## TASK TO COMPLETE
Output every record below exactly as it appears.

## DATA
|---|
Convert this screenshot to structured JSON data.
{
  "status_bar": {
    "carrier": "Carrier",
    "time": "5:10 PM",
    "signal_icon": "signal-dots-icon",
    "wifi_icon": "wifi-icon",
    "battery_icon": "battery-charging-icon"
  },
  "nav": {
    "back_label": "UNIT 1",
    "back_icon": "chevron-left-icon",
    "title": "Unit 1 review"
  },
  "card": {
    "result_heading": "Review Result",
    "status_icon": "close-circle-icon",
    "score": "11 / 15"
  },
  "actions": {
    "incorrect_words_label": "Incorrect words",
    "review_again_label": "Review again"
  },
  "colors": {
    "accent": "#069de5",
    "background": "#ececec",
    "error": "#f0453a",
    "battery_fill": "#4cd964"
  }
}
|---|
## OUTPUT FOR THIS EXERCISE
Convert this screenshot to structured JSON data.
{
  "status_bar": {
    "carrier": "Carrier",
    "time": "5:10 PM",
    "signal_icon": "signal-dots-icon",
    "wifi_icon": "wifi-icon",
    "battery_icon": "battery-charging-icon"
  },
  "nav": {
    "back_label": "UNIT 1",
    "back_icon": "chevron-left-icon",
    "title": "Unit 1 review"
  },
  "card": {
    "result_heading": "Review Result",
    "status_icon": "close-circle-icon",
    "score": "11 / 15"
  },
  "actions": {
    "incorrect_words_label": "Incorrect words",
    "review_again_label": "Review again"
  },
  "colors": {
    "accent": "#069de5",
    "background": "#ececec",
    "error": "#f0453a",
    "battery_fill": "#4cd964"
  }
}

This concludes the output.